Excerpts from a figure dataset
========================================================================

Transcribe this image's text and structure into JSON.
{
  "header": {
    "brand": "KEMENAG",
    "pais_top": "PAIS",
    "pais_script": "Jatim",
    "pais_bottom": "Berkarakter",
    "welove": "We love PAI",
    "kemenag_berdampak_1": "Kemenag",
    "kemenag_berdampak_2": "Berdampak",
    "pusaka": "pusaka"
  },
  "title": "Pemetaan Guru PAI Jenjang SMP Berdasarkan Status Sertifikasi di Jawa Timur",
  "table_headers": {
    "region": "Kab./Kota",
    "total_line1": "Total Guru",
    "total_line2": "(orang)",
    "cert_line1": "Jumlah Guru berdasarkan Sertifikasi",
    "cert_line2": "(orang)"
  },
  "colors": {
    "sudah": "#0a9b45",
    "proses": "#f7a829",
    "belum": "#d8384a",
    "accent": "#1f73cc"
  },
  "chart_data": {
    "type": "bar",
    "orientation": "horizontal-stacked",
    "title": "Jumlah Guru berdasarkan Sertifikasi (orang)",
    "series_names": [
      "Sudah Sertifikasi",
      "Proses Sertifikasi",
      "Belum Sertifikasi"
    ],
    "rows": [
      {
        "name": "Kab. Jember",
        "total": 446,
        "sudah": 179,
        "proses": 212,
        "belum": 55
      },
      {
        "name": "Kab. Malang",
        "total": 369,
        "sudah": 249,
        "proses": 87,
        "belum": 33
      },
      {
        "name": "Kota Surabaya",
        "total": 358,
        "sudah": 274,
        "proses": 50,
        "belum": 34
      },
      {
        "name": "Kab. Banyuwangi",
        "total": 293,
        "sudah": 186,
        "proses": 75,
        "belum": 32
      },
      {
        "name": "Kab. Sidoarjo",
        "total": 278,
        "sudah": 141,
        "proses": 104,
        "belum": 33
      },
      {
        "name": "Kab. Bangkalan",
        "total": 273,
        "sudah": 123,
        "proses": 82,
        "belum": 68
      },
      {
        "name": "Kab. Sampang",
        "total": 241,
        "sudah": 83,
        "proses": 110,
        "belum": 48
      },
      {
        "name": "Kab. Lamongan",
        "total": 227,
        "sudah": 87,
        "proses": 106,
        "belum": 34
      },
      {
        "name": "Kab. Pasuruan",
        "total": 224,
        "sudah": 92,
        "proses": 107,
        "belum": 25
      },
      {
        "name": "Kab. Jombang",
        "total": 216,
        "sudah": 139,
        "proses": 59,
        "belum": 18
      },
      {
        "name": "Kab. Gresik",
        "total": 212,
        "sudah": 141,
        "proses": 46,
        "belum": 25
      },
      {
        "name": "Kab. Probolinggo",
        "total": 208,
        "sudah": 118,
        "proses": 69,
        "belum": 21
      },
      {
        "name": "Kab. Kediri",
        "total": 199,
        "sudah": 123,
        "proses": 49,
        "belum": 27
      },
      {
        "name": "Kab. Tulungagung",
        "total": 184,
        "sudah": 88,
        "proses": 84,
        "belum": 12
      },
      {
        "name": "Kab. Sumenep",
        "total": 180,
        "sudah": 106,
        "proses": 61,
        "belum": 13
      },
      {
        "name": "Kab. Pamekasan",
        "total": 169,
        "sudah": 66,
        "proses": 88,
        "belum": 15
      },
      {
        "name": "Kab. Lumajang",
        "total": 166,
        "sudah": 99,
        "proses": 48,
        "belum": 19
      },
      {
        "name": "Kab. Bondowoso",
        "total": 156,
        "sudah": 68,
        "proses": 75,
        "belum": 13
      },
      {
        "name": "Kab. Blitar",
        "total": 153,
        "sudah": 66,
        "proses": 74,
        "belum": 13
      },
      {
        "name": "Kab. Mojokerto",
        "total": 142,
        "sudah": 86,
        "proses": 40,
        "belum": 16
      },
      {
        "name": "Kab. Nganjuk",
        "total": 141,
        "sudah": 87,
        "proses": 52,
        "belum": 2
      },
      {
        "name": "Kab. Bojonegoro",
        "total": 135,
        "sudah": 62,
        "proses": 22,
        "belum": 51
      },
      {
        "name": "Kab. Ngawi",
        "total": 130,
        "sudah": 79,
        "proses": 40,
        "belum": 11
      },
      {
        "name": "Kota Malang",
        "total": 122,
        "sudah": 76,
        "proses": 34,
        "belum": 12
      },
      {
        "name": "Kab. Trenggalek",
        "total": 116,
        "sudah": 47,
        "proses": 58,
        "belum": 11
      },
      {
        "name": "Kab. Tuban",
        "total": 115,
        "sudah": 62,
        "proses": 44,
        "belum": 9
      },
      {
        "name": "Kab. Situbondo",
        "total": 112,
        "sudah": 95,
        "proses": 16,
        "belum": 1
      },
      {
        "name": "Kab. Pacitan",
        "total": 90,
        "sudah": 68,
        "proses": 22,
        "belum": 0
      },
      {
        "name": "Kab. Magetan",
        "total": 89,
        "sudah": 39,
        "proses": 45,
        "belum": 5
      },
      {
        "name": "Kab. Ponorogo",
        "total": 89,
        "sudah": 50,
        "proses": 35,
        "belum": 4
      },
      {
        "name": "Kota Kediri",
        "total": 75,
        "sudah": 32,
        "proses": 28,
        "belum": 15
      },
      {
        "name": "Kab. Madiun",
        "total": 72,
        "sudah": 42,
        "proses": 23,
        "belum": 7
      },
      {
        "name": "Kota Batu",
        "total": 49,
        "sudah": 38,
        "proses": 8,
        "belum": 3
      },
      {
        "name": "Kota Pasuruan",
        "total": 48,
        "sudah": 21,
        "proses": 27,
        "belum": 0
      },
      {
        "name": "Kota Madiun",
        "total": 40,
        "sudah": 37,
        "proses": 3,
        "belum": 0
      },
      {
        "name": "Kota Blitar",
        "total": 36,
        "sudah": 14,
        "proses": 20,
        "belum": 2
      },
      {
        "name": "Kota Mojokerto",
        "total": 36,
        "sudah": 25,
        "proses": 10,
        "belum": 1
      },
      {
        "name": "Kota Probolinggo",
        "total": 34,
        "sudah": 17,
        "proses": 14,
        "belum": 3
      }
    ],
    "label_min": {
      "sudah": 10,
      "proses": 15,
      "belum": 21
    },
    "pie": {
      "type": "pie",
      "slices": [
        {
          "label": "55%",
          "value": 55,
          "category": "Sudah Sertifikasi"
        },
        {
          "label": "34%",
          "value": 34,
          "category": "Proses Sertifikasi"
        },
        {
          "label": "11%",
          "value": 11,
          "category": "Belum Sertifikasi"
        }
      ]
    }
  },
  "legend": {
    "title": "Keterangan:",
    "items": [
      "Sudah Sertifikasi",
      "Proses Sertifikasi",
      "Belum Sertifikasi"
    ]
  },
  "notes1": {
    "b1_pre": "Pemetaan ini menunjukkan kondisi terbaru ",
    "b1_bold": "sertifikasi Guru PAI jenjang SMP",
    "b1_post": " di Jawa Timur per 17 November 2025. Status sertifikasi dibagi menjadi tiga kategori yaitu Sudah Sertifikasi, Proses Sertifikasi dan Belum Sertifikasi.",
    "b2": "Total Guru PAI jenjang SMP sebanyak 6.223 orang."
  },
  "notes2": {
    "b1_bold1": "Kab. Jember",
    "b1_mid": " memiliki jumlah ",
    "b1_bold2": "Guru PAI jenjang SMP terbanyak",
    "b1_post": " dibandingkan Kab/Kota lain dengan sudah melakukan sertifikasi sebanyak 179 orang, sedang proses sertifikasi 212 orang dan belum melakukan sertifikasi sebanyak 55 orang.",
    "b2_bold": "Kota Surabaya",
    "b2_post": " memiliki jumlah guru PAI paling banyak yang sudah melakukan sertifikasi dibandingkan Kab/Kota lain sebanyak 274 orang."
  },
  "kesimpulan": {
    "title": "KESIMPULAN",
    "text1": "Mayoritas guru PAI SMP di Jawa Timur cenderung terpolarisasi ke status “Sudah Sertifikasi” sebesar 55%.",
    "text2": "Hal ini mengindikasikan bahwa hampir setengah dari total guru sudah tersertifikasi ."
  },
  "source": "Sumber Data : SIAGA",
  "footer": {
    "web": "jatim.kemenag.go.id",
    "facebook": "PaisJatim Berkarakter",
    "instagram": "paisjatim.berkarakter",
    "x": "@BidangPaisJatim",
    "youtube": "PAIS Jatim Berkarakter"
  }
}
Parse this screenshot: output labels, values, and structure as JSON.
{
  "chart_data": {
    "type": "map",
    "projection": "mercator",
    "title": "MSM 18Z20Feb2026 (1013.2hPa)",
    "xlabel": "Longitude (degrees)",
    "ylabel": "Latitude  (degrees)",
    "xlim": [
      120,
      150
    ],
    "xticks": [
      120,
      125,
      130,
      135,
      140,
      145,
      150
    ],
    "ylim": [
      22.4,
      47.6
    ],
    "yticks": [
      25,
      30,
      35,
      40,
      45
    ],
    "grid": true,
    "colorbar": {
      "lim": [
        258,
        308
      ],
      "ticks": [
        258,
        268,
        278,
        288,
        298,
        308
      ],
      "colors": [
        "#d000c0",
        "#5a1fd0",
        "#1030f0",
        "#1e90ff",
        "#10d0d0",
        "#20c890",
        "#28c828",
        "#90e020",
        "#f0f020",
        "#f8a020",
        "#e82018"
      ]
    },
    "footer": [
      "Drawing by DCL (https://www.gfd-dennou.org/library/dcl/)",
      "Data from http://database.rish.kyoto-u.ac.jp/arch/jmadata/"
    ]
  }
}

========================================================================

Show all lines above holding "category".

          "category": "Sudah Sertifikasi"
          "category": "Proses Sertifikasi"
          "category": "Belum Sertifikasi"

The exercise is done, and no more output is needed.